** Task statement **
Copy every entry word for word, but skip the pictures.
####
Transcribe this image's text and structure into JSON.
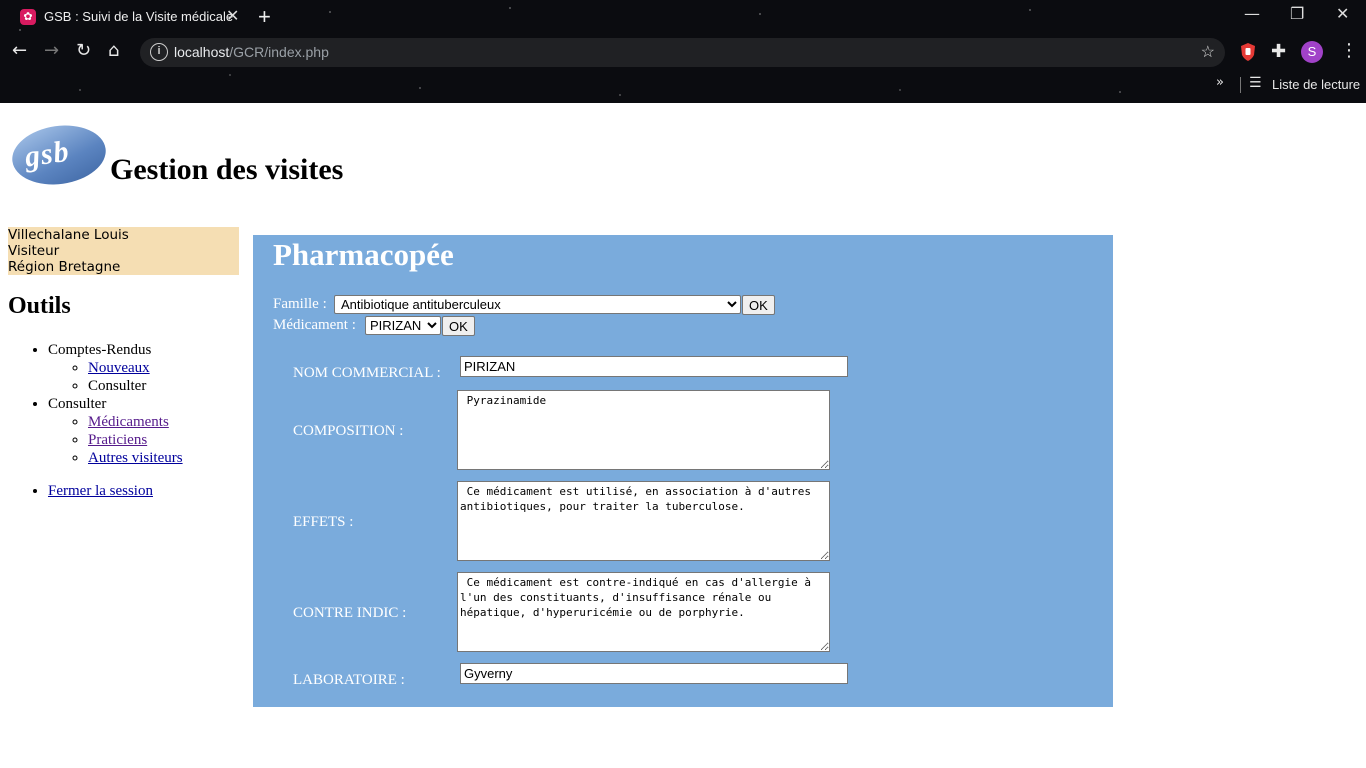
{
  "browser": {
    "tab_title": "GSB : Suivi de la Visite médicale",
    "url_host": "localhost",
    "url_path": "/GCR/index.php",
    "reading_list": "Liste de lecture",
    "profile_initial": "S"
  },
  "header": {
    "logo_text": "gsb",
    "title": "Gestion des visites"
  },
  "user": {
    "name": "Villechalane Louis",
    "role": "Visiteur",
    "region": "Région Bretagne"
  },
  "sidebar": {
    "heading": "Outils",
    "comptes_rendus": "Comptes-Rendus",
    "nouveaux": "Nouveaux",
    "consulter_cr": "Consulter",
    "consulter": "Consulter",
    "medicaments": "Médicaments",
    "praticiens": "Praticiens",
    "autres_visiteurs": "Autres visiteurs",
    "logout": "Fermer la session"
  },
  "pharmacopee": {
    "title": "Pharmacopée",
    "famille_label": "Famille :",
    "famille_selected": "Antibiotique antituberculeux",
    "medicament_label": "Médicament :",
    "medicament_selected": "PIRIZAN",
    "ok_label": "OK",
    "nom_label": "NOM COMMERCIAL :",
    "nom_value": "PIRIZAN",
    "composition_label": "COMPOSITION :",
    "composition_value": " Pyrazinamide",
    "effets_label": "EFFETS :",
    "effets_value": " Ce médicament est utilisé, en association à d'autres antibiotiques, pour traiter la tuberculose.",
    "contre_label": "CONTRE INDIC :",
    "contre_value": " Ce médicament est contre-indiqué en cas d'allergie à  l'un des constituants, d'insuffisance rénale ou hépatique, d'hyperuricémie ou de porphyrie.",
    "labo_label": "LABORATOIRE :",
    "labo_value": "Gyverny"
  }
}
####
** Answer to the problem **
Transcribe this image's text and structure into JSON.
{
  "browser": {
    "tab_title": "GSB : Suivi de la Visite médicale",
    "url_host": "localhost",
    "url_path": "/GCR/index.php",
    "reading_list": "Liste de lecture",
    "profile_initial": "S"
  },
  "header": {
    "logo_text": "gsb",
    "title": "Gestion des visites"
  },
  "user": {
    "name": "Villechalane Louis",
    "role": "Visiteur",
    "region": "Région Bretagne"
  },
  "sidebar": {
    "heading": "Outils",
    "comptes_rendus": "Comptes-Rendus",
    "nouveaux": "Nouveaux",
    "consulter_cr": "Consulter",
    "consulter": "Consulter",
    "medicaments": "Médicaments",
    "praticiens": "Praticiens",
    "autres_visiteurs": "Autres visiteurs",
    "logout": "Fermer la session"
  },
  "pharmacopee": {
    "title": "Pharmacopée",
    "famille_label": "Famille :",
    "famille_selected": "Antibiotique antituberculeux",
    "medicament_label": "Médicament :",
    "medicament_selected": "PIRIZAN",
    "ok_label": "OK",
    "nom_label": "NOM COMMERCIAL :",
    "nom_value": "PIRIZAN",
    "composition_label": "COMPOSITION :",
    "composition_value": " Pyrazinamide",
    "effets_label": "EFFETS :",
    "effets_value": " Ce médicament est utilisé, en association à d'autres antibiotiques, pour traiter la tuberculose.",
    "contre_label": "CONTRE INDIC :",
    "contre_value": " Ce médicament est contre-indiqué en cas d'allergie à  l'un des constituants, d'insuffisance rénale ou hépatique, d'hyperuricémie ou de porphyrie.",
    "labo_label": "LABORATOIRE :",
    "labo_value": "Gyverny"
  }
}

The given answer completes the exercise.